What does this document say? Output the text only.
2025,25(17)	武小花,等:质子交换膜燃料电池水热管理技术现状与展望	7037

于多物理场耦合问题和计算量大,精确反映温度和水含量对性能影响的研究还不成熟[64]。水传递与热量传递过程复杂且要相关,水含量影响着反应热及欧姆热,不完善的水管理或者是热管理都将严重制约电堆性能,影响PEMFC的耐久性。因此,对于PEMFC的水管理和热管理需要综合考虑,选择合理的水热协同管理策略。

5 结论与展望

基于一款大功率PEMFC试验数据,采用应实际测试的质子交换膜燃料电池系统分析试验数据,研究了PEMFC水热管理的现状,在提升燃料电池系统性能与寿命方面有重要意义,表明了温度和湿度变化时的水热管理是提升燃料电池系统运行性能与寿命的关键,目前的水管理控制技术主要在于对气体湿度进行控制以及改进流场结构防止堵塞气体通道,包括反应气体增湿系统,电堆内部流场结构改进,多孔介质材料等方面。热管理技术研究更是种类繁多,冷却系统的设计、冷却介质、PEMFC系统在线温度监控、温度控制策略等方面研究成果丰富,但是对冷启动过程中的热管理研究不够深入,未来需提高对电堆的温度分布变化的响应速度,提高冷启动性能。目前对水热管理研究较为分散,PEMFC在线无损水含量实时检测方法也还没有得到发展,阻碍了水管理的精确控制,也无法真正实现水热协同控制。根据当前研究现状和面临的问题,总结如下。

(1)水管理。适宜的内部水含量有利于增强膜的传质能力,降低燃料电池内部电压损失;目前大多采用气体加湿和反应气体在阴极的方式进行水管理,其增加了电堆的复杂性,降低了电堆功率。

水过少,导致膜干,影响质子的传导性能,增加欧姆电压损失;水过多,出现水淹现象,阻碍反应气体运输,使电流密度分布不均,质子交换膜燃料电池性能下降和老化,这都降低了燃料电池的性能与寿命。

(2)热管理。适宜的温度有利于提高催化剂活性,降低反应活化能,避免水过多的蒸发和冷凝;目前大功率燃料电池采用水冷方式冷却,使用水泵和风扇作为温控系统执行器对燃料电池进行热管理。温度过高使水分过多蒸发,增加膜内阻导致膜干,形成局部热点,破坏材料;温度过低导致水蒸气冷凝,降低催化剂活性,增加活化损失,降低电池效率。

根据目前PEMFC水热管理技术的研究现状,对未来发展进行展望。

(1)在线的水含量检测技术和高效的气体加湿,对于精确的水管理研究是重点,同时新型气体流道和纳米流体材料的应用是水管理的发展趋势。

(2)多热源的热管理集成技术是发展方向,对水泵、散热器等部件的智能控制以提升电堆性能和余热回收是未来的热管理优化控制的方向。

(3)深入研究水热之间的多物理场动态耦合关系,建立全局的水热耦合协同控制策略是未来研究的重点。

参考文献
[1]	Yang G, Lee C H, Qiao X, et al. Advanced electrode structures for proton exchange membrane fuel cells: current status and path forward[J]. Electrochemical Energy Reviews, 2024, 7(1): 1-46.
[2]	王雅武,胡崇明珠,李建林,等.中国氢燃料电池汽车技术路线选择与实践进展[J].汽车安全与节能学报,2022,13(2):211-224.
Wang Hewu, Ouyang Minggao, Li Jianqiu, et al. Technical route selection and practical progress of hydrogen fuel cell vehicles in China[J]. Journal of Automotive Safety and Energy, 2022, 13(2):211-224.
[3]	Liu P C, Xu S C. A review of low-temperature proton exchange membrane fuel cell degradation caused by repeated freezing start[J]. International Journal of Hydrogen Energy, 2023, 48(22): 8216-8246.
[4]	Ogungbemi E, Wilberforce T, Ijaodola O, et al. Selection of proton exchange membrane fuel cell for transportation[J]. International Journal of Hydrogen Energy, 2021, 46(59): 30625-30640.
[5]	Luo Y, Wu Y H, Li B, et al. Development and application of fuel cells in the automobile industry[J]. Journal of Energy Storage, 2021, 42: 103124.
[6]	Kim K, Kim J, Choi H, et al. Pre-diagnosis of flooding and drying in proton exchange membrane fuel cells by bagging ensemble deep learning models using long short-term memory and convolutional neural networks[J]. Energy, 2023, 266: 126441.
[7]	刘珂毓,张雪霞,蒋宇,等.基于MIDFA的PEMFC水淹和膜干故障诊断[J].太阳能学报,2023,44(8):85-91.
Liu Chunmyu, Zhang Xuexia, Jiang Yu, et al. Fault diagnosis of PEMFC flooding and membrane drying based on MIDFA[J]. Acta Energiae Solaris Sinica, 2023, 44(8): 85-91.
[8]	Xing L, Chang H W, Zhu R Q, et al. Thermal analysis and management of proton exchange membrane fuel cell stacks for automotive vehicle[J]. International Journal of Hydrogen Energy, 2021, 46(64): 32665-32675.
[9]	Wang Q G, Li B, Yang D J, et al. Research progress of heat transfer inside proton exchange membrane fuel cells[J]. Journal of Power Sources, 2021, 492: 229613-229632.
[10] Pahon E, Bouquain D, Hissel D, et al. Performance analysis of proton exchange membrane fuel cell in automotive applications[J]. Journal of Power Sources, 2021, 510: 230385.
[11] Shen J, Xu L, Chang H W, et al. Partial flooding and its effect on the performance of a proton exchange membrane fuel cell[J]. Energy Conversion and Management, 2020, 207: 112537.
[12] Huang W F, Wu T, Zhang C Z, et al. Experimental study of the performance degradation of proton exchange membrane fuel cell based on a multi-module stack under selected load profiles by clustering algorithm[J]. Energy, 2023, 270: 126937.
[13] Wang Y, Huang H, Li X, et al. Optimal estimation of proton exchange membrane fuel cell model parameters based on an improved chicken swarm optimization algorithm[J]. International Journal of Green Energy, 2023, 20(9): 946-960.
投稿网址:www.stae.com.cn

***

▶ Problem statement
The full set of records, transcribed exactly, is the answer.

▶ Task response
What does this document say? Output the text only.
2025,25(17)	武小花,等:质子交换膜燃料电池水热管理技术现状与展望	7037

于多物理场耦合问题和计算量大,精确反映温度和水含量对性能影响的研究还不成熟[64]。水传递与热量传递过程复杂且要相关,水含量影响着反应热及欧姆热,不完善的水管理或者是热管理都将严重制约电堆性能,影响PEMFC的耐久性。因此,对于PEMFC的水管理和热管理需要综合考虑,选择合理的水热协同管理策略。

5 结论与展望

基于一款大功率PEMFC试验数据,采用应实际测试的质子交换膜燃料电池系统分析试验数据,研究了PEMFC水热管理的现状,在提升燃料电池系统性能与寿命方面有重要意义,表明了温度和湿度变化时的水热管理是提升燃料电池系统运行性能与寿命的关键,目前的水管理控制技术主要在于对气体湿度进行控制以及改进流场结构防止堵塞气体通道,包括反应气体增湿系统,电堆内部流场结构改进,多孔介质材料等方面。热管理技术研究更是种类繁多,冷却系统的设计、冷却介质、PEMFC系统在线温度监控、温度控制策略等方面研究成果丰富,但是对冷启动过程中的热管理研究不够深入,未来需提高对电堆的温度分布变化的响应速度,提高冷启动性能。目前对水热管理研究较为分散,PEMFC在线无损水含量实时检测方法也还没有得到发展,阻碍了水管理的精确控制,也无法真正实现水热协同控制。根据当前研究现状和面临的问题,总结如下。

(1)水管理。适宜的内部水含量有利于增强膜的传质能力,降低燃料电池内部电压损失;目前大多采用气体加湿和反应气体在阴极的方式进行水管理,其增加了电堆的复杂性,降低了电堆功率。

水过少,导致膜干,影响质子的传导性能,增加欧姆电压损失;水过多,出现水淹现象,阻碍反应气体运输,使电流密度分布不均,质子交换膜燃料电池性能下降和老化,这都降低了燃料电池的性能与寿命。

(2)热管理。适宜的温度有利于提高催化剂活性,降低反应活化能,避免水过多的蒸发和冷凝;目前大功率燃料电池采用水冷方式冷却,使用水泵和风扇作为温控系统执行器对燃料电池进行热管理。温度过高使水分过多蒸发,增加膜内阻导致膜干,形成局部热点,破坏材料;温度过低导致水蒸气冷凝,降低催化剂活性,增加活化损失,降低电池效率。

根据目前PEMFC水热管理技术的研究现状,对未来发展进行展望。

(1)在线的水含量检测技术和高效的气体加湿,对于精确的水管理研究是重点,同时新型气体流道和纳米流体材料的应用是水管理的发展趋势。

(2)多热源的热管理集成技术是发展方向,对水泵、散热器等部件的智能控制以提升电堆性能和余热回收是未来的热管理优化控制的方向。

(3)深入研究水热之间的多物理场动态耦合关系,建立全局的水热耦合协同控制策略是未来研究的重点。

参考文献
[1]	Yang G, Lee C H, Qiao X, et al. Advanced electrode structures for proton exchange membrane fuel cells: current status and path forward[J]. Electrochemical Energy Reviews, 2024, 7(1): 1-46.
[2]	王雅武,胡崇明珠,李建林,等.中国氢燃料电池汽车技术路线选择与实践进展[J].汽车安全与节能学报,2022,13(2):211-224.
Wang Hewu, Ouyang Minggao, Li Jianqiu, et al. Technical route selection and practical progress of hydrogen fuel cell vehicles in China[J]. Journal of Automotive Safety and Energy, 2022, 13(2):211-224.
[3]	Liu P C, Xu S C. A review of low-temperature proton exchange membrane fuel cell degradation caused by repeated freezing start[J]. International Journal of Hydrogen Energy, 2023, 48(22): 8216-8246.
[4]	Ogungbemi E, Wilberforce T, Ijaodola O, et al. Selection of proton exchange membrane fuel cell for transportation[J]. International Journal of Hydrogen Energy, 2021, 46(59): 30625-30640.
[5]	Luo Y, Wu Y H, Li B, et al. Development and application of fuel cells in the automobile industry[J]. Journal of Energy Storage, 2021, 42: 103124.
[6]	Kim K, Kim J, Choi H, et al. Pre-diagnosis of flooding and drying in proton exchange membrane fuel cells by bagging ensemble deep learning models using long short-term memory and convolutional neural networks[J]. Energy, 2023, 266: 126441.
[7]	刘珂毓,张雪霞,蒋宇,等.基于MIDFA的PEMFC水淹和膜干故障诊断[J].太阳能学报,2023,44(8):85-91.
Liu Chunmyu, Zhang Xuexia, Jiang Yu, et al. Fault diagnosis of PEMFC flooding and membrane drying based on MIDFA[J]. Acta Energiae Solaris Sinica, 2023, 44(8): 85-91.
[8]	Xing L, Chang H W, Zhu R Q, et al. Thermal analysis and management of proton exchange membrane fuel cell stacks for automotive vehicle[J]. International Journal of Hydrogen Energy, 2021, 46(64): 32665-32675.
[9]	Wang Q G, Li B, Yang D J, et al. Research progress of heat transfer inside proton exchange membrane fuel cells[J]. Journal of Power Sources, 2021, 492: 229613-229632.
[10] Pahon E, Bouquain D, Hissel D, et al. Performance analysis of proton exchange membrane fuel cell in automotive applications[J]. Journal of Power Sources, 2021, 510: 230385.
[11] Shen J, Xu L, Chang H W, et al. Partial flooding and its effect on the performance of a proton exchange membrane fuel cell[J]. Energy Conversion and Management, 2020, 207: 112537.
[12] Huang W F, Wu T, Zhang C Z, et al. Experimental study of the performance degradation of proton exchange membrane fuel cell based on a multi-module stack under selected load profiles by clustering algorithm[J]. Energy, 2023, 270: 126937.
[13] Wang Y, Huang H, Li X, et al. Optimal estimation of proton exchange membrane fuel cell model parameters based on an improved chicken swarm optimization algorithm[J]. International Journal of Green Energy, 2023, 20(9): 946-960.
投稿网址:www.stae.com.cn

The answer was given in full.